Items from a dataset
[start]

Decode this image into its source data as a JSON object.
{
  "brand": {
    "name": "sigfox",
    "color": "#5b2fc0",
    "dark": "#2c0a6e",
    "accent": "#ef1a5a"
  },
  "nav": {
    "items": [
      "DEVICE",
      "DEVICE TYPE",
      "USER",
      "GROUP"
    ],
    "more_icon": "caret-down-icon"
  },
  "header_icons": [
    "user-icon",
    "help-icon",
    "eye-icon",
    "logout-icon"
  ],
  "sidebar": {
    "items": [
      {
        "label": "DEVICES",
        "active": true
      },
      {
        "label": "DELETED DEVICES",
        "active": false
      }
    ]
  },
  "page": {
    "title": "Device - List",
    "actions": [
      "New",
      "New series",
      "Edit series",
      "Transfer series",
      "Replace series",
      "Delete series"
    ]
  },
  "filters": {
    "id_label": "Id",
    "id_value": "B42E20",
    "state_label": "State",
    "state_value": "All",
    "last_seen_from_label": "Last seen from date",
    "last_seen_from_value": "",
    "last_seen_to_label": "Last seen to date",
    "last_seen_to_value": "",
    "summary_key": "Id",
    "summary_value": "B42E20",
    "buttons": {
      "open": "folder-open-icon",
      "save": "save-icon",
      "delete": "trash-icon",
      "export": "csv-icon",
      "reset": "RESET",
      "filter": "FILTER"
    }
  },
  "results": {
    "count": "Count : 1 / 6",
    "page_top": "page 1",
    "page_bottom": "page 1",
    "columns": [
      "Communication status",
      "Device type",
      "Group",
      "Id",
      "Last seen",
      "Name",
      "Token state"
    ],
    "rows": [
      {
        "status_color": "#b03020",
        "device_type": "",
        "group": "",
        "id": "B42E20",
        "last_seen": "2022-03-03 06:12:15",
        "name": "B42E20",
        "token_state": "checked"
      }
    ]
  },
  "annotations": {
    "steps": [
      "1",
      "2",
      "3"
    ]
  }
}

[end]

— TASK DESCRIPTION —
Every record above needs to be repeated word for word.

— TASK ANSWER —
Decode this image into its source data as a JSON object.
{
  "brand": {
    "name": "sigfox",
    "color": "#5b2fc0",
    "dark": "#2c0a6e",
    "accent": "#ef1a5a"
  },
  "nav": {
    "items": [
      "DEVICE",
      "DEVICE TYPE",
      "USER",
      "GROUP"
    ],
    "more_icon": "caret-down-icon"
  },
  "header_icons": [
    "user-icon",
    "help-icon",
    "eye-icon",
    "logout-icon"
  ],
  "sidebar": {
    "items": [
      {
        "label": "DEVICES",
        "active": true
      },
      {
        "label": "DELETED DEVICES",
        "active": false
      }
    ]
  },
  "page": {
    "title": "Device - List",
    "actions": [
      "New",
      "New series",
      "Edit series",
      "Transfer series",
      "Replace series",
      "Delete series"
    ]
  },
  "filters": {
    "id_label": "Id",
    "id_value": "B42E20",
    "state_label": "State",
    "state_value": "All",
    "last_seen_from_label": "Last seen from date",
    "last_seen_from_value": "",
    "last_seen_to_label": "Last seen to date",
    "last_seen_to_value": "",
    "summary_key": "Id",
    "summary_value": "B42E20",
    "buttons": {
      "open": "folder-open-icon",
      "save": "save-icon",
      "delete": "trash-icon",
      "export": "csv-icon",
      "reset": "RESET",
      "filter": "FILTER"
    }
  },
  "results": {
    "count": "Count : 1 / 6",
    "page_top": "page 1",
    "page_bottom": "page 1",
    "columns": [
      "Communication status",
      "Device type",
      "Group",
      "Id",
      "Last seen",
      "Name",
      "Token state"
    ],
    "rows": [
      {
        "status_color": "#b03020",
        "device_type": "",
        "group": "",
        "id": "B42E20",
        "last_seen": "2022-03-03 06:12:15",
        "name": "B42E20",
        "token_state": "checked"
      }
    ]
  },
  "annotations": {
    "steps": [
      "1",
      "2",
      "3"
    ]
  }
}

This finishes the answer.